Task instructions :: In the entries, find all lines that hold the word "label" and copy them.

§ §

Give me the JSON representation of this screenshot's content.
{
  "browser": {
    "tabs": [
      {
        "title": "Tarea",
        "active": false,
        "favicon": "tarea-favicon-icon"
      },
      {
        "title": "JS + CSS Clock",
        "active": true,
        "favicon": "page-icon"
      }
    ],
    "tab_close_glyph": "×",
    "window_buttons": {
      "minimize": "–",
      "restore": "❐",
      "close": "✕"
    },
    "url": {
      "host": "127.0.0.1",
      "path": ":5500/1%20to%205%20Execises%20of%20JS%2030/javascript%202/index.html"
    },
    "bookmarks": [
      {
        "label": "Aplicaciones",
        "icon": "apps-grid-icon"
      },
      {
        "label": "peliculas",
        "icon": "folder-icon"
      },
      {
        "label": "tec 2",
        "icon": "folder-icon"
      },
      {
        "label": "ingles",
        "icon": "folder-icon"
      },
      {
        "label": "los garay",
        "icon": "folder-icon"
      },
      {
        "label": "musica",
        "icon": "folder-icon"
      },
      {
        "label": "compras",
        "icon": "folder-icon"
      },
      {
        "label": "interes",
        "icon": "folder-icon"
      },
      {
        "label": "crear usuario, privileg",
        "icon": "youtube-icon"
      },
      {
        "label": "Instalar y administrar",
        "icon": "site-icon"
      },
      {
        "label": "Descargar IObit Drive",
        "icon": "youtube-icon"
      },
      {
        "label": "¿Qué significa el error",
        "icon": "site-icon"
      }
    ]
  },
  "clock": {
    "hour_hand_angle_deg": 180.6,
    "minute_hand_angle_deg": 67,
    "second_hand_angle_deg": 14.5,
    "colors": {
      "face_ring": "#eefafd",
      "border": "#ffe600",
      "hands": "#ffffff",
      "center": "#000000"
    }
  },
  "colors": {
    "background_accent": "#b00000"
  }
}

§ §

The output ::
        "label": "Aplicaciones",
        "label": "peliculas",
        "label": "tec 2",
        "label": "ingles",
        "label": "los garay",
        "label": "musica",
        "label": "compras",
        "label": "interes",
        "label": "crear usuario, privileg",
        "label": "Instalar y administrar",
        "label": "Descargar IObit Drive",
        "label": "¿Qué significa el error",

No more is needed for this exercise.